DATA PROVIDED
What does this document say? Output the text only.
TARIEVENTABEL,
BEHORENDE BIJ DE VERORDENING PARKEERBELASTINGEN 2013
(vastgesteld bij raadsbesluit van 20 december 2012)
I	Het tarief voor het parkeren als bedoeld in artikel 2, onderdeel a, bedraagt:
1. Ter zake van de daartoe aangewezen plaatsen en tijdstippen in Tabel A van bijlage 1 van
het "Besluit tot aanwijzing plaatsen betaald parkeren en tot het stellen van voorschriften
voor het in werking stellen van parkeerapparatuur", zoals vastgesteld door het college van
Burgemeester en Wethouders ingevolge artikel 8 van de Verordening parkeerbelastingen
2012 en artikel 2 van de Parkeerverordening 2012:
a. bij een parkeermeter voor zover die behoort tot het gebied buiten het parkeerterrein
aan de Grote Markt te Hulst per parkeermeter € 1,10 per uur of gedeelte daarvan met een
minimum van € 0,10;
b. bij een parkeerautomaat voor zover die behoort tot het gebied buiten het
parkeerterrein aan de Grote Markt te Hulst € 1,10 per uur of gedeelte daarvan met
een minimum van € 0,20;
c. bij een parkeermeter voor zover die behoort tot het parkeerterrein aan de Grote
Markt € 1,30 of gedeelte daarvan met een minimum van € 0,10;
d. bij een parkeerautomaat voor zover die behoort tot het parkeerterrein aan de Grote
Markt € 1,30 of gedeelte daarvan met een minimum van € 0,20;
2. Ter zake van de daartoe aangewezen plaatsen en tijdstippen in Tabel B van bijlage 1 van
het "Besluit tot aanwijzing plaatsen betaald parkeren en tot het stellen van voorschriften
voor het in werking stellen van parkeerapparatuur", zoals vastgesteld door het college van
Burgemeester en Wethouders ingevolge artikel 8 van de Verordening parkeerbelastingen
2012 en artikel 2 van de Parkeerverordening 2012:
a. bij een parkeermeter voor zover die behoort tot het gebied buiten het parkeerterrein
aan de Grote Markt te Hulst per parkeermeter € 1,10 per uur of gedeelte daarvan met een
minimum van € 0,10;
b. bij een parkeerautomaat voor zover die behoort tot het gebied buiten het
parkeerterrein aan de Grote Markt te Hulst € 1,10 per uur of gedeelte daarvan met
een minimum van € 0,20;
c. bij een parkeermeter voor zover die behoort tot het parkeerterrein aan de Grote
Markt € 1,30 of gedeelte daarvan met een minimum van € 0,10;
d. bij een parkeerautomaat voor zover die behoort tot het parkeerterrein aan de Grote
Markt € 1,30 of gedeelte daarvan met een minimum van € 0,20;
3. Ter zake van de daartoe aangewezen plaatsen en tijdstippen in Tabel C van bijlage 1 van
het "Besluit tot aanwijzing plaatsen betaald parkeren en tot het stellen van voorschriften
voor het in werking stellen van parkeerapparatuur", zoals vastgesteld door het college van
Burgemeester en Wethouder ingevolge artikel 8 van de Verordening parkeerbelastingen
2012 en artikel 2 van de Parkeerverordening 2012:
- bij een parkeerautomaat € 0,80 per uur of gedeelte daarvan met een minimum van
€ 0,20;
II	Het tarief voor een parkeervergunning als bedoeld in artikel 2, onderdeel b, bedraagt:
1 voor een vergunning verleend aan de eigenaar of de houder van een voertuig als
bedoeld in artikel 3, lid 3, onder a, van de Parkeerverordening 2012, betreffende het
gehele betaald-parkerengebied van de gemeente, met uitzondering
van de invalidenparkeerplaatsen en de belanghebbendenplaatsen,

EXERCISE DIRECTIONS
From the entries above, select each line containing the string "bedoeld".

RESPONSE
I	Het tarief voor het parkeren als bedoeld in artikel 2, onderdeel a, bedraagt:
II	Het tarief voor een parkeervergunning als bedoeld in artikel 2, onderdeel b, bedraagt:
bedoeld in artikel 3, lid 3, onder a, van de Parkeerverordening 2012, betreffende het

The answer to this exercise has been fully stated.